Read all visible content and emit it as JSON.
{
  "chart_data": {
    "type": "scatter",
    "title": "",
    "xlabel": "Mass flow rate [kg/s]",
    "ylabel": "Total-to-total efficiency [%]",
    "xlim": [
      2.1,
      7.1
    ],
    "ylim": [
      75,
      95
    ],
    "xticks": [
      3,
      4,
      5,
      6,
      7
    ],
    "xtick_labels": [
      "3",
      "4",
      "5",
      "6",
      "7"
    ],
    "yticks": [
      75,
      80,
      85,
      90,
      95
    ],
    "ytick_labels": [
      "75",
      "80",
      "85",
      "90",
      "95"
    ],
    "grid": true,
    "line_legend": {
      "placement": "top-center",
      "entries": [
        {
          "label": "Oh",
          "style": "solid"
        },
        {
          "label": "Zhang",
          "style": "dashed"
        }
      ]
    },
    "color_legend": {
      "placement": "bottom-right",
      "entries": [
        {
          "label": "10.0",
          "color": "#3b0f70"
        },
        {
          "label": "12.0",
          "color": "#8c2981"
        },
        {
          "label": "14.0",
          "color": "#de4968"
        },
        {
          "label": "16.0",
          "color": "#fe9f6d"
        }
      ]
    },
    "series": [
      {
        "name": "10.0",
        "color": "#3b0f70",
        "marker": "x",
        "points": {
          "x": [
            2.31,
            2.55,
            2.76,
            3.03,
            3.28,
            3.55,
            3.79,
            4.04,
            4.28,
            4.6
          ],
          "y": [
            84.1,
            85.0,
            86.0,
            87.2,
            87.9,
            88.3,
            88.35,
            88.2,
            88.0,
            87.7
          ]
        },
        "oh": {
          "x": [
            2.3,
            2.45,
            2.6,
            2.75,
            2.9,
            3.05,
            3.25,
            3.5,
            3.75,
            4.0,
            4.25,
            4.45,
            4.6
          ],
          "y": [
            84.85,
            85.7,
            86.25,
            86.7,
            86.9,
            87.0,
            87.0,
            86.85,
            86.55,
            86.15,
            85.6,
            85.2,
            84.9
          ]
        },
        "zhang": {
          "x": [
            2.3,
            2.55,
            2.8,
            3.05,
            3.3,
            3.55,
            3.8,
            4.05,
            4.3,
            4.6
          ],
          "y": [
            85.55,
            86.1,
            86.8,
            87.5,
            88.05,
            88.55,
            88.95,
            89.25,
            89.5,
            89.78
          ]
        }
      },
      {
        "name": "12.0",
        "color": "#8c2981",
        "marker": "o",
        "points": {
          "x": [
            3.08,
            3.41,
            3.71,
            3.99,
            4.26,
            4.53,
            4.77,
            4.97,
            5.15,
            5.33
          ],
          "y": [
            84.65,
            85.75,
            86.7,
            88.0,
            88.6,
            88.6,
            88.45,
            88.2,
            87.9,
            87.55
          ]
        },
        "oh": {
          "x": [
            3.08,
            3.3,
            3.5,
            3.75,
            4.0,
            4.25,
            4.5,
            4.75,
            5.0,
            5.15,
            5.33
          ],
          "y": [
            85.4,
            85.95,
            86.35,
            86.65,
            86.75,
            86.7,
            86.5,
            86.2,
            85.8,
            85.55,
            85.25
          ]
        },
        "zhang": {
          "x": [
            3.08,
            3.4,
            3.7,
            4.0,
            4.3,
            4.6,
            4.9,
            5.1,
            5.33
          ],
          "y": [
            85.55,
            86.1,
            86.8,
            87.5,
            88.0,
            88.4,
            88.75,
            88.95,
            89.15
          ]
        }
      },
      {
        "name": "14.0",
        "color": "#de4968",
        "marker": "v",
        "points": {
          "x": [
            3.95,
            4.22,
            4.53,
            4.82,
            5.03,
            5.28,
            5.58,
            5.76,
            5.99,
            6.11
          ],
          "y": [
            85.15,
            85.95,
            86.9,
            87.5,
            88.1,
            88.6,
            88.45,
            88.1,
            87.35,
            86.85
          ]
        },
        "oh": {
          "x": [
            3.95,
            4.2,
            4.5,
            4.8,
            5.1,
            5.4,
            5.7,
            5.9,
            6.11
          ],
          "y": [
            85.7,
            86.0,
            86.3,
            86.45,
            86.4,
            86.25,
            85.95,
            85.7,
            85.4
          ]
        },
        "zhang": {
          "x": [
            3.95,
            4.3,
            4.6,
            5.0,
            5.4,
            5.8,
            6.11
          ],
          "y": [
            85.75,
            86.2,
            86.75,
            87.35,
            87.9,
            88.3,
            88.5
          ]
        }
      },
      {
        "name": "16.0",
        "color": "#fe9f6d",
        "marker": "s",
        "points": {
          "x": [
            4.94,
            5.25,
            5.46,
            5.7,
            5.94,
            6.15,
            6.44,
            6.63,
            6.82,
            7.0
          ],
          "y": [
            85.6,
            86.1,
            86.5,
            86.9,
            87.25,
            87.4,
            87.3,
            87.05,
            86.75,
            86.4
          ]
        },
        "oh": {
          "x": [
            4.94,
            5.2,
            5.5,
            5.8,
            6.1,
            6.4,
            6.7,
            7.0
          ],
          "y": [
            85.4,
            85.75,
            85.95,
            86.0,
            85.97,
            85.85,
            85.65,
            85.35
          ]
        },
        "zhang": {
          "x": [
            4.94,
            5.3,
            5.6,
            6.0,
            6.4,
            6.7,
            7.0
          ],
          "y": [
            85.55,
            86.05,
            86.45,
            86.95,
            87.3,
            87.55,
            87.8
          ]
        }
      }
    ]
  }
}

:::

Out of the records, collect only those lines that contain the string "placement".

- **FINISHED ANSWER**:
      "placement": "top-center",
      "placement": "bottom-right",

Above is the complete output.